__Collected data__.
┌──
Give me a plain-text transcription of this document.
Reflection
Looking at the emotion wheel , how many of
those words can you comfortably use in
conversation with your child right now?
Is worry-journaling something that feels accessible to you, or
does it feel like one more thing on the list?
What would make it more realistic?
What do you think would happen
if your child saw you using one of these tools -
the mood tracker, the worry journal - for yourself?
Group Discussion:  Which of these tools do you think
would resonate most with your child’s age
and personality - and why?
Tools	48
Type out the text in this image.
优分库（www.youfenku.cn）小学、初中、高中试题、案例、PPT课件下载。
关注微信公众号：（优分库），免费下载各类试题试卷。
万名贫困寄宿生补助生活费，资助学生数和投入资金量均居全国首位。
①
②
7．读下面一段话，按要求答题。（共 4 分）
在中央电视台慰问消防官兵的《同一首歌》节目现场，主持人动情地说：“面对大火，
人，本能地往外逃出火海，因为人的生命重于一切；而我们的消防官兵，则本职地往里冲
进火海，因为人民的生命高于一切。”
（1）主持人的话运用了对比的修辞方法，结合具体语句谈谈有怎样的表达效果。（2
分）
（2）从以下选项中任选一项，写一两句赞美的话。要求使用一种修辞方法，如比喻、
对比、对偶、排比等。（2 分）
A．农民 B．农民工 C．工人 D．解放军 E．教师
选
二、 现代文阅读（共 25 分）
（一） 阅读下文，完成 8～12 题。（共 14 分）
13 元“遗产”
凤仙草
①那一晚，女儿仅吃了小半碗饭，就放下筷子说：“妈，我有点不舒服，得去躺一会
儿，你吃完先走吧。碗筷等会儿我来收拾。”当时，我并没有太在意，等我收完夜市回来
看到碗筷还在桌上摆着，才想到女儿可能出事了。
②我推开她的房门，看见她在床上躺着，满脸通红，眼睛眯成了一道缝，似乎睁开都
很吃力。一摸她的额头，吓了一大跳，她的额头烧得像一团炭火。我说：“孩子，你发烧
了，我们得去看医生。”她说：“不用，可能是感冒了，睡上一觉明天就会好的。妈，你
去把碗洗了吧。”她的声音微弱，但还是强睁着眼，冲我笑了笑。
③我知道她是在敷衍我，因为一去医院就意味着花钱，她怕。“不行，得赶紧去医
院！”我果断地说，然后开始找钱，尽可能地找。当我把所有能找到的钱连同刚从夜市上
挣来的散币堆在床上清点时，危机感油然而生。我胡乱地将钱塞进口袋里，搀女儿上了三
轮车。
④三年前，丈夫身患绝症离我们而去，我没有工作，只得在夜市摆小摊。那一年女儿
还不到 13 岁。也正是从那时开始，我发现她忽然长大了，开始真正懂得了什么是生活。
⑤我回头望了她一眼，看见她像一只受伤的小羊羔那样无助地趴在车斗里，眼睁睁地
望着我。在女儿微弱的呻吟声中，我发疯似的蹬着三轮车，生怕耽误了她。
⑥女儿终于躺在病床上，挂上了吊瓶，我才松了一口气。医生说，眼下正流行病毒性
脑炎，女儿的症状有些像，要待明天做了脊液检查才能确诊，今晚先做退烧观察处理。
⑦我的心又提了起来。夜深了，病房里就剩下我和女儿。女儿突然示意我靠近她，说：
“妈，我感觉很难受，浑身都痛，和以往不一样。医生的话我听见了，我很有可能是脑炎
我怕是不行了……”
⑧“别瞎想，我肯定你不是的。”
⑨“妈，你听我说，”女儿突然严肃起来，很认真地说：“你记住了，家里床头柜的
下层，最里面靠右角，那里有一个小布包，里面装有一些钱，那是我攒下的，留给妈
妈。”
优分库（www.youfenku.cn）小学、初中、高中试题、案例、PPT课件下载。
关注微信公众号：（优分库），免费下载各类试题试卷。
└──
__OBJECTIVE__.
Find every line of the data that holds the string "text", then say how many there are and nothing else.

__SOLUTION__.
2